▶ [WRITTEN TASK]: Copy the data word for word, starting at its first line and ending with the line that holds "nav-item[interactable]: Windows <box>0", both included.

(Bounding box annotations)
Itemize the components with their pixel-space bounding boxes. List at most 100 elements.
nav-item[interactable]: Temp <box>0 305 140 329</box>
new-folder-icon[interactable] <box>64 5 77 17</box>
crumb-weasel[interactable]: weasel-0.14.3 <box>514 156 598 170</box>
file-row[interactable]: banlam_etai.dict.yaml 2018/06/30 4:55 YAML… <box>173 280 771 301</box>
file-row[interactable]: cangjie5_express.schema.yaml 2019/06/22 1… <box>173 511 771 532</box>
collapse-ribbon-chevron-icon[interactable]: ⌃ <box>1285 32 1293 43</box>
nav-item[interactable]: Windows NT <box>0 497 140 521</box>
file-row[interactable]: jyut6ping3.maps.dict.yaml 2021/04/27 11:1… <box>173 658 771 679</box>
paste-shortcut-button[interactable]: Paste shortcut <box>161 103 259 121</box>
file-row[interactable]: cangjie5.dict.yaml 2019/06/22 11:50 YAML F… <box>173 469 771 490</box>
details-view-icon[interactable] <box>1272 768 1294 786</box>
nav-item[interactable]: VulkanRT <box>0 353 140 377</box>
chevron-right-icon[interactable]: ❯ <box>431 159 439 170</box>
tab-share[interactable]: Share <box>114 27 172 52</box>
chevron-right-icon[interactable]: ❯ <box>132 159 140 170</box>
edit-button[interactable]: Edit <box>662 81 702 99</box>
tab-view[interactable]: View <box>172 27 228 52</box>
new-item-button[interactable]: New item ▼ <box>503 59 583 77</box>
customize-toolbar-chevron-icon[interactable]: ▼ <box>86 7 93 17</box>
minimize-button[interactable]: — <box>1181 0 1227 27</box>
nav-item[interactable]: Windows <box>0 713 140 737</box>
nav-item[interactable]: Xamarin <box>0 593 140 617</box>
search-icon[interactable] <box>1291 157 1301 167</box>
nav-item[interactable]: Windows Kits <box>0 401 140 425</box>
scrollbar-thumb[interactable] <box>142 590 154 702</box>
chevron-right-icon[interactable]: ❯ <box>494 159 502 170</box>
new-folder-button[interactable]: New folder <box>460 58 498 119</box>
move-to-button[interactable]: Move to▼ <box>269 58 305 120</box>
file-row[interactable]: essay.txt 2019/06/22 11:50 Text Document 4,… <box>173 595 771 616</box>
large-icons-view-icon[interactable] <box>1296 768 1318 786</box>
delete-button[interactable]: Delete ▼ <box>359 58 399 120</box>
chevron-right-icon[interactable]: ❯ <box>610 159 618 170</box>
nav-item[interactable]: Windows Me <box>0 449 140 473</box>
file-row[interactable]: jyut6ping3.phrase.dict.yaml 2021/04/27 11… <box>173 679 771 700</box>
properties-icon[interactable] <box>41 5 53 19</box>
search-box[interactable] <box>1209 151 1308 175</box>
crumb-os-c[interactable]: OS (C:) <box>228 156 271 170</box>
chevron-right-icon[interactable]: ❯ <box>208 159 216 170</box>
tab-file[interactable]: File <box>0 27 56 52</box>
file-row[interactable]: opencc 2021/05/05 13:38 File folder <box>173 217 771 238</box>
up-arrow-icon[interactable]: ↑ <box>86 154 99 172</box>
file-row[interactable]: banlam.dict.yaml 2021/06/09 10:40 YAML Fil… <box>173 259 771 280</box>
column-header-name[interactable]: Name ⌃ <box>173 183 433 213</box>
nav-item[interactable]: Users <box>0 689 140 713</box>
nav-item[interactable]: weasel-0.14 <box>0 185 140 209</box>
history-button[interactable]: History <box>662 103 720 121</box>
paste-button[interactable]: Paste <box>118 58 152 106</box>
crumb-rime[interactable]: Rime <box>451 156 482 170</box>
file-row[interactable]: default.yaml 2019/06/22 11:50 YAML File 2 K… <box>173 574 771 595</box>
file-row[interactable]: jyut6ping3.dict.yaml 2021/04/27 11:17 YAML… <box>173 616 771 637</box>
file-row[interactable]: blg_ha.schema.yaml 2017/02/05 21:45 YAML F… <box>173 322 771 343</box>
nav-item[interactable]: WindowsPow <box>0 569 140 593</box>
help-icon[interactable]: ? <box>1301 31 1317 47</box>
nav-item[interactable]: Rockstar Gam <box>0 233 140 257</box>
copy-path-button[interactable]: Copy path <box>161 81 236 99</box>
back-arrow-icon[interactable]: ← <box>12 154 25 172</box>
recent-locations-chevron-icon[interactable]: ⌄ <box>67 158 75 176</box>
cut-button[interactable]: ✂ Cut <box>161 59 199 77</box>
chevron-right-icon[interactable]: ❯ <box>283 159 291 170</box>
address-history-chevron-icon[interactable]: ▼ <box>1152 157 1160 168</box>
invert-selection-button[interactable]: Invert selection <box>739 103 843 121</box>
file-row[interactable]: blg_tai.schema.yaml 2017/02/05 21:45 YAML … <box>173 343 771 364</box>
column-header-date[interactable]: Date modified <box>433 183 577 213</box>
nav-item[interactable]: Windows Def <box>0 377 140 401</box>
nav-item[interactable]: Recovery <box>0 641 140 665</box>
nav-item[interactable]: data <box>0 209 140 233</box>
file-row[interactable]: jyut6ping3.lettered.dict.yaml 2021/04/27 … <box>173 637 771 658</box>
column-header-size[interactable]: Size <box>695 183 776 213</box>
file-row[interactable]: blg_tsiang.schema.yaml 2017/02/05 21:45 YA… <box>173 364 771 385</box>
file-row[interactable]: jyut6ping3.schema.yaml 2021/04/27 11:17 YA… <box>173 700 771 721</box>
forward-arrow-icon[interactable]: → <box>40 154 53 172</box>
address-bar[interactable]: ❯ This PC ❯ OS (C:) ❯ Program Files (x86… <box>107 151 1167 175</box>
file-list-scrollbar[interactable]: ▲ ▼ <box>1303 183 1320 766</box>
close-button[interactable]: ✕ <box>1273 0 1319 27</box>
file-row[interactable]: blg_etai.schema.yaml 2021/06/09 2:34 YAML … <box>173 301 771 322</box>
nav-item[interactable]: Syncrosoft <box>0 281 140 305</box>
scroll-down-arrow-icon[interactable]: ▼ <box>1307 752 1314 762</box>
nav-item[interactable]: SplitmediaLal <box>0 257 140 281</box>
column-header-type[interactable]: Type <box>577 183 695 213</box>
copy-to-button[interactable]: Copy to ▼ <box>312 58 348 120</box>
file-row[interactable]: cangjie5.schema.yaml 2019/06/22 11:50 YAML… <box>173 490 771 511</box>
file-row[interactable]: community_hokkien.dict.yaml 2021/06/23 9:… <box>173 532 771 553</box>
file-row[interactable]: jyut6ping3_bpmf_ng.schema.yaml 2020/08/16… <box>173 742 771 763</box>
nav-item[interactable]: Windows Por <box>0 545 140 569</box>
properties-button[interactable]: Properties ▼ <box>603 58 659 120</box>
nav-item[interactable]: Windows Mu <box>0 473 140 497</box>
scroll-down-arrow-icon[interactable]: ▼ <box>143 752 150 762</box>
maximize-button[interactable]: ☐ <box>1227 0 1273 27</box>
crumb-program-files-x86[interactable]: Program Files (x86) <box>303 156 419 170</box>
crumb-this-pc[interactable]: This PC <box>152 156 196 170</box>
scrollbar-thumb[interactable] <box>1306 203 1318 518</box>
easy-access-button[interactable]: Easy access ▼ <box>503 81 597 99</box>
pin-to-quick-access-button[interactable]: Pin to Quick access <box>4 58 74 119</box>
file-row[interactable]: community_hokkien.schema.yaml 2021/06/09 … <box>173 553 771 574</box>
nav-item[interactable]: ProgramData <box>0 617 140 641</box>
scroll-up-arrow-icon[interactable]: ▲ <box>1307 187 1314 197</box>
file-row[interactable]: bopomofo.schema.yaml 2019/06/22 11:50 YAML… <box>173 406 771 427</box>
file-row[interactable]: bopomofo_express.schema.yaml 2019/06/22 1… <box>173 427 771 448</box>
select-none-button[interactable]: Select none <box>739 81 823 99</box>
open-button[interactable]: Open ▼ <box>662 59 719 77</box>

▶ [EXERCISE SOLUTION]:
Itemize the components with their pixel-space bounding boxes. List at most 100 elements.
nav-item[interactable]: Temp <box>0 305 140 329</box>
new-folder-icon[interactable] <box>64 5 77 17</box>
crumb-weasel[interactable]: weasel-0.14.3 <box>514 156 598 170</box>
file-row[interactable]: banlam_etai.dict.yaml 2018/06/30 4:55 YAML… <box>173 280 771 301</box>
file-row[interactable]: cangjie5_express.schema.yaml 2019/06/22 1… <box>173 511 771 532</box>
collapse-ribbon-chevron-icon[interactable]: ⌃ <box>1285 32 1293 43</box>
nav-item[interactable]: Windows NT <box>0 497 140 521</box>
file-row[interactable]: jyut6ping3.maps.dict.yaml 2021/04/27 11:1… <box>173 658 771 679</box>
paste-shortcut-button[interactable]: Paste shortcut <box>161 103 259 121</box>
file-row[interactable]: cangjie5.dict.yaml 2019/06/22 11:50 YAML F… <box>173 469 771 490</box>
details-view-icon[interactable] <box>1272 768 1294 786</box>
nav-item[interactable]: VulkanRT <box>0 353 140 377</box>
chevron-right-icon[interactable]: ❯ <box>431 159 439 170</box>
tab-share[interactable]: Share <box>114 27 172 52</box>
chevron-right-icon[interactable]: ❯ <box>132 159 140 170</box>
edit-button[interactable]: Edit <box>662 81 702 99</box>
tab-view[interactable]: View <box>172 27 228 52</box>
new-item-button[interactable]: New item ▼ <box>503 59 583 77</box>
customize-toolbar-chevron-icon[interactable]: ▼ <box>86 7 93 17</box>
minimize-button[interactable]: — <box>1181 0 1227 27</box>
nav-item[interactable]: Windows <box>0 713 140 737</box>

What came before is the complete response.